YOUR OBJECTIVE — Take each line below that has "term" and copy it.

------------------------------------

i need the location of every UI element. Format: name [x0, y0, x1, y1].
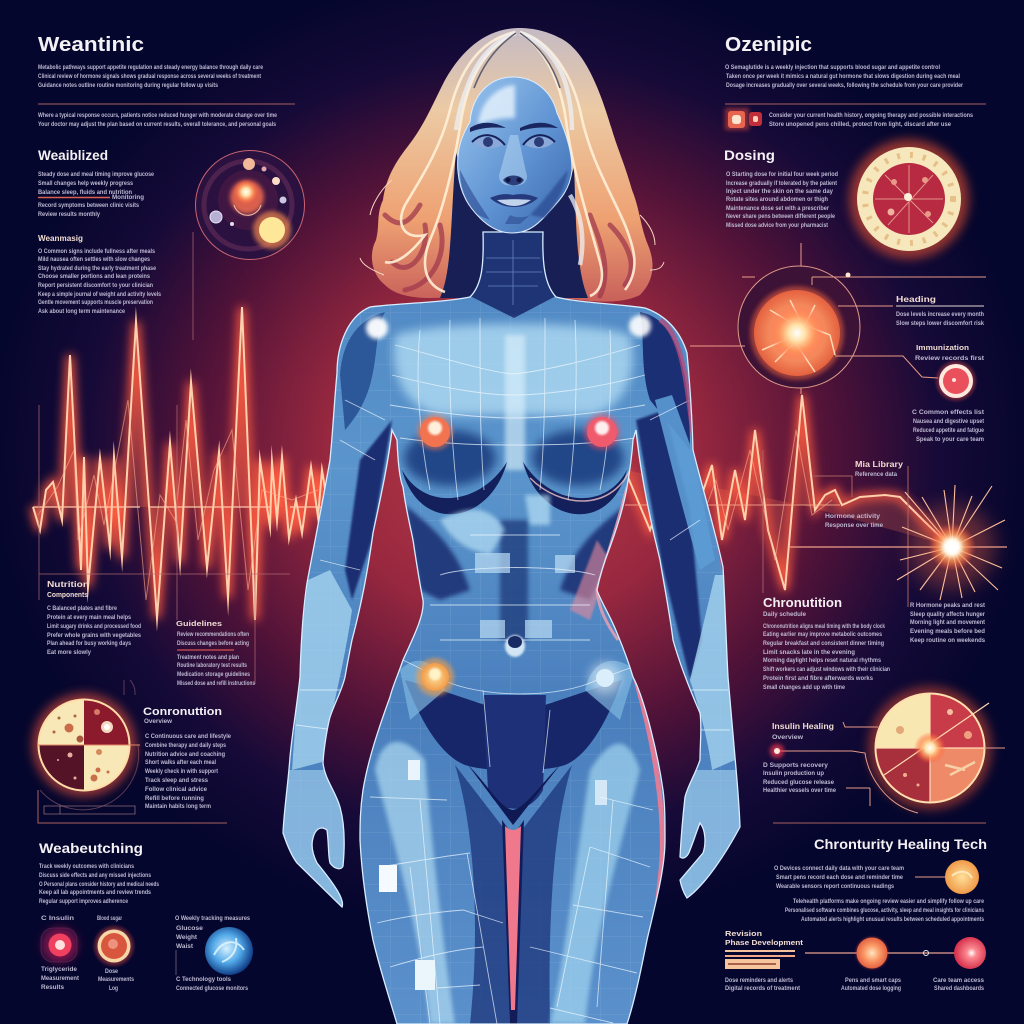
- text block: trace note: [825, 514, 884, 529]
- heading: heading label: Heading: [896, 295, 936, 304]
- text block: bottom notes: [725, 978, 985, 992]
- text block: weaiblized: [38, 172, 155, 218]
- heading: weabeutching: Weabeutching: [39, 840, 143, 856]
- text block: dosing: [726, 172, 838, 229]
- panel: healing tech: [725, 823, 987, 992]
- text block: guidelines: Routine laboratory test results: [177, 663, 248, 669]
- text block: weanmasig: [38, 249, 162, 315]
- text block: insulin healing: D Supports recovery: [763, 763, 829, 769]
- light waist area: [400, 661, 445, 720]
- text block: weaiblized: Small changes help weekly progress: [38, 181, 134, 187]
- sub-heading: conronuttion: Overview: [144, 719, 172, 725]
- leg shading: [455, 765, 510, 1024]
- text block: chronutition: Small changes add up with time: [763, 685, 846, 691]
- head: [458, 77, 572, 233]
- progress bar: [725, 950, 795, 969]
- text block: dosing: Rotate sites around abdomen or thigh: [726, 197, 828, 203]
- text block: nutrition: Prefer whole grains with vegetables: [47, 633, 142, 639]
- text block: weaiblized: Balance sleep, fluids and nutrition: [38, 190, 132, 196]
- small text under markers: Triglyceride: [41, 967, 78, 973]
- text block: conronuttion: Weekly check in with support: [145, 769, 218, 775]
- small text under markers: Measurement: [41, 976, 79, 982]
- heading: revision: Revision: [725, 931, 762, 938]
- text block: dosing: Missed dose advice from your pharmacist: [726, 223, 828, 229]
- icon: quartered nutrition disc: [32, 680, 140, 814]
- text block: chronutition: Limit snacks late in the evening: [763, 650, 855, 656]
- text block: insulin healing: Insulin production up: [763, 771, 824, 777]
- label row: [41, 916, 251, 922]
- intro text: Your doctor may adjust the plan based on current results, overall tolerance, and personal goals: [38, 122, 277, 128]
- text block: weanmasig: Report persistent discomfort to your clinician: [38, 283, 153, 289]
- grid accents: [296, 318, 730, 1024]
- text block: heading label: Dose levels increase every month: [896, 312, 984, 318]
- text block: weanmasig: O Common signs include fullness after meals: [38, 249, 156, 255]
- small text under markers: C Technology tools: [176, 977, 232, 983]
- neck shading: [470, 232, 556, 318]
- text block: dosing: Inject under the skin on the same day: [726, 189, 834, 195]
- text block: weanmasig: Ask about long term maintenance: [38, 309, 126, 315]
- text block: tech summary: [785, 899, 985, 923]
- text block: conronuttion: Nutrition advice and coaching: [145, 752, 225, 758]
- text block: tech summary: Telehealth platforms make ongoing review easier and simplify follow up care: [793, 899, 985, 905]
- text block: marker note: Reduced appetite and fatigue: [913, 428, 985, 434]
- intro text: Dosage increases gradually over several weeks, following the schedule from your care provider: [726, 83, 964, 89]
- small text under markers: Weight: [176, 935, 197, 941]
- intro text: [725, 65, 986, 104]
- heading: nutrition label: Nutrition: [47, 580, 89, 589]
- text block: rhythm note: Evening meals before bed: [910, 629, 985, 635]
- text block: conronuttion: Track sleep and stress: [145, 778, 209, 784]
- text block: weabeutching: Track weekly outcomes with clinicians: [39, 864, 135, 870]
- body silhouette: [283, 232, 740, 1024]
- panel: lower left text: [47, 580, 256, 687]
- text block: guidelines: Discuss changes before acting: [177, 641, 249, 647]
- text block: mia library: Reference data: [855, 472, 898, 478]
- heading: immunization label: Immunization: [916, 345, 969, 352]
- text block: tech summary: Automated alerts highlight unusual results between scheduled appointments: [801, 917, 985, 923]
- text block: weabeutching: Keep all lab appointments and review trends: [39, 890, 152, 896]
- text block: weanmasig: Gentle movement supports muscle preservation: [38, 300, 153, 306]
- text block: weabeutching: Regular support improves adherence: [39, 899, 129, 905]
- icon: quartered healing disc: [777, 686, 1005, 813]
- text block: nutrition: C Balanced plates and fibre: [47, 606, 118, 612]
- text block: chronutition: Chrononutrition aligns meal timing with the body clock: [763, 624, 886, 630]
- chest lower shading: [404, 430, 496, 486]
- text block: chronutition: Regular breakfast and consistent dinner timing: [763, 641, 884, 647]
- text block: weabeutching: Discuss side effects and any missed injections: [39, 873, 152, 879]
- figure: holographic human mannequin: [280, 28, 750, 1024]
- text block: dosing: Increase gradually if tolerated by the patient: [726, 181, 837, 187]
- sub-heading: revision: Phase Development: [725, 940, 804, 947]
- label row: Blood sugar: [97, 916, 122, 922]
- text block: conronuttion: [145, 734, 232, 810]
- icon: orange marker: [92, 924, 136, 968]
- intro text: Clinical review of hormone signals shows gradual response across several weeks of treatment: [38, 74, 261, 80]
- connector line with sphere markers: [805, 935, 986, 971]
- eyes and brows: [470, 123, 558, 148]
- text block: healing tech: Smart pens record each dose and reminder time: [776, 875, 904, 881]
- intro text: Taken once per week it mimics a natural gut hormone that slows digestion during each meal: [726, 74, 960, 80]
- text block: nutrition: Eat more slowly: [47, 650, 92, 656]
- text block: nutrition: [47, 606, 142, 656]
- text block: marker note: Nausea and digestive upset: [913, 419, 984, 425]
- intro text: [38, 65, 295, 128]
- icon: red pointer dot: [770, 744, 784, 758]
- text block: conronuttion: Combine therapy and daily steps: [145, 743, 227, 749]
- lips: [490, 194, 538, 207]
- text block: chronutition: Protein first and fibre afterwards works: [763, 676, 874, 682]
- text block: weaiblized: Steady dose and meal timing improve glucose: [38, 172, 155, 178]
- text block: weaiblized: Monitoring: [112, 195, 144, 201]
- text block: chronutition: Shift workers can adjust windows with their clinician: [763, 667, 890, 673]
- label row: C Insulin: [41, 916, 74, 922]
- text block: heading label: Slow steps lower discomfort risk: [896, 321, 985, 327]
- text block: insulin healing: [763, 763, 837, 794]
- upper chest highlight: [394, 324, 633, 415]
- indicator text: Store unopened pens chilled, protect from light, discard after use: [769, 122, 952, 128]
- icon: blue sphere: [205, 927, 253, 975]
- text block: trace note: Response over time: [825, 523, 884, 529]
- icon: gold sphere: [915, 860, 979, 894]
- ecg waveform chart: [33, 307, 950, 620]
- text block: weabeutching: O Personal plans consider history and medical needs: [39, 882, 160, 888]
- text block: bottom notes: Care team access: [933, 978, 985, 984]
- text block: rhythm note: Sleep quality affects hunger: [910, 612, 986, 618]
- text block: marker note: C Common effects list: [912, 410, 984, 416]
- small text under markers: Results: [41, 985, 65, 991]
- text block: healing tech: O Devices connect daily data with your care team: [774, 866, 904, 872]
- text block: bottom notes: Digital records of treatment: [725, 986, 800, 992]
- sub-heading: chronutition: Daily schedule: [763, 612, 807, 618]
- icon: glowing cell diagram: [690, 243, 986, 394]
- text block: dosing: Maintenance dose set with a prescriber: [726, 206, 830, 212]
- text block: insulin healing: Reduced glucose release: [763, 780, 835, 786]
- hip panel shading: [405, 680, 622, 770]
- panel: weabeutching: [39, 840, 253, 992]
- dividing axes: [39, 232, 290, 684]
- text block: weaiblized: Review results monthly: [38, 212, 101, 218]
- icon: dosing disc: [849, 139, 969, 259]
- panel: chronutition: [763, 596, 986, 691]
- text block: heading label: [896, 312, 985, 327]
- text block: conronuttion: Refill before running: [145, 796, 204, 802]
- small text under markers: Glucose: [176, 926, 204, 932]
- text block: rhythm note: Keep routine on weekends: [910, 638, 986, 644]
- text block: conronuttion: Short walks after each meal: [145, 760, 216, 766]
- arm shading: [345, 420, 392, 600]
- shoulder shading and highlights: [340, 312, 385, 430]
- intro text: Where a typical response occurs, patients notice reduced hunger with moderate change over time: [38, 113, 278, 119]
- icon: red marker: [41, 928, 77, 962]
- text block: marker note: [912, 410, 985, 443]
- heading: mia library: Mia Library: [855, 460, 904, 469]
- heading: guidelines: Guidelines: [176, 619, 222, 628]
- small text under markers: Measurements: [98, 977, 135, 983]
- text block: marker note: Speak to your care team: [916, 437, 984, 443]
- text block: weanmasig: Choose smaller portions and lean proteins: [38, 274, 151, 280]
- small text under markers: Dose: [105, 969, 119, 975]
- text block: rhythm note: [910, 603, 986, 644]
- icon: glowing indicator squares: [725, 108, 762, 130]
- text block: conronuttion: Follow clinical advice: [145, 787, 208, 793]
- face shading: [460, 85, 568, 224]
- slit between thighs: [502, 820, 524, 1024]
- text block: guidelines: Review recommendations often: [177, 632, 249, 638]
- text block: conronuttion: C Continuous care and lifestyle: [145, 734, 232, 740]
- panel: ozenipic: [724, 34, 986, 229]
- sub-heading: insulin healing: Overview: [772, 735, 803, 741]
- text block: insulin healing: Healthier vessels over time: [763, 788, 837, 794]
- icon: orbital cell diagram: [196, 150, 304, 260]
- text block: bottom notes: Shared dashboards: [934, 986, 985, 992]
- intro text: Metabolic pathways support appetite regulation and steady energy balance through daily care: [38, 65, 264, 71]
- text block: weaiblized: Record symptoms between clinic visits: [38, 203, 140, 209]
- heading: ozenipic: Ozenipic: [725, 34, 812, 56]
- text block: dosing: Never share pens between different people: [726, 214, 836, 220]
- text block: bottom notes: Automated dose logging: [841, 986, 901, 992]
- text block: weabeutching: [39, 864, 160, 905]
- heading: weanmasig: Weanmasig: [38, 233, 83, 243]
- panel: insulin healing: [763, 722, 837, 794]
- nose: [499, 135, 527, 185]
- icon: ringed marker: [934, 359, 978, 403]
- text block: chronutition: Morning daylight helps reset natural rhythms: [763, 658, 882, 664]
- indicator text: Consider your current health history, ongoing therapy and possible interactions: [769, 113, 974, 119]
- heading: dosing: Dosing: [724, 147, 775, 163]
- text block: chronutition: Eating earlier may improve metabolic outcomes: [763, 632, 883, 638]
- hair back: [360, 28, 664, 302]
- heading: chronutition: Chronutition: [763, 596, 842, 610]
- heading: insulin healing: Insulin Healing: [772, 722, 834, 731]
- body wire grid: [280, 290, 750, 1024]
- text block: healing tech: Wearable sensors report continuous readings: [776, 884, 895, 890]
- heading: weaiblized: Weaiblized: [38, 147, 108, 163]
- text block: conronuttion: Maintain habits long term: [145, 804, 211, 810]
- label row: O Weekly tracking measures: [175, 916, 251, 922]
- text block: immunization label: Review records first: [915, 356, 984, 362]
- heading: conronuttion: Conronuttion: [143, 706, 222, 718]
- panel: conronuttion: [143, 706, 232, 810]
- body contour: [283, 232, 740, 1024]
- text block: nutrition: Plan ahead for busy working days: [47, 641, 132, 647]
- text block: weanmasig: Mild nausea often settles with slow changes: [38, 257, 151, 263]
- text block: trace note: Hormone activity: [825, 514, 881, 520]
- text block: bottom notes: Pens and smart caps: [845, 978, 902, 984]
- text block: dosing: O Starting dose for initial four week period: [726, 172, 838, 178]
- text block: guidelines: Treatment notes and plan: [177, 655, 239, 661]
- text block: bottom notes: Dose reminders and alerts: [725, 978, 794, 984]
- intro text: O Semaglutide is a weekly injection that supports blood sugar and appetite control: [725, 65, 940, 71]
- text block: weanmasig: Stay hydrated during the early treatment phase: [38, 266, 157, 272]
- panel: callouts right: [812, 295, 985, 607]
- icon: starburst: [790, 485, 1007, 600]
- small text under markers: Waist: [176, 944, 193, 950]
- text block: rhythm note: R Hormone peaks and rest: [910, 603, 985, 609]
- text block: healing tech: [774, 866, 904, 890]
- text block: guidelines: [177, 632, 256, 687]
- heading: weantinic: Weantinic: [38, 34, 144, 56]
- text block: nutrition: Limit sugary drinks and processed food: [47, 624, 141, 630]
- panel: left column: [38, 34, 295, 315]
- text block: chronutition: [763, 624, 890, 691]
- text block: guidelines: Missed dose and refill instructions: [177, 681, 256, 687]
- pink rim: [632, 676, 664, 907]
- heading: healing tech: Chronturity Healing Tech: [814, 836, 987, 852]
- text block: guidelines: Medication storage guidelines: [177, 672, 251, 678]
- text block: weanmasig: Keep a simple journal of weight and activity levels: [38, 292, 162, 298]
- text block: rhythm note: Morning light and movement: [910, 620, 985, 626]
- sub-heading: nutrition: Components: [47, 592, 88, 599]
- small text under markers: Connected glucose monitors: [176, 986, 249, 992]
- intro text: Guidance notes outline routine monitoring during regular follow up visits: [38, 83, 219, 89]
- abdomen shading: [405, 505, 625, 600]
- marker nodes on body: [416, 414, 621, 696]
- indicator text: [769, 113, 974, 128]
- small text under markers: [41, 926, 249, 992]
- small text under markers: Log: [109, 986, 118, 992]
- text block: nutrition: Protein at every main meal helps: [47, 615, 132, 621]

------------------------------------

WRITTEN ANSWER —
- text block: weanmasig: Ask about long term maintenance: [38, 309, 126, 315]
- text block: conronuttion: Maintain habits long term: [145, 804, 211, 810]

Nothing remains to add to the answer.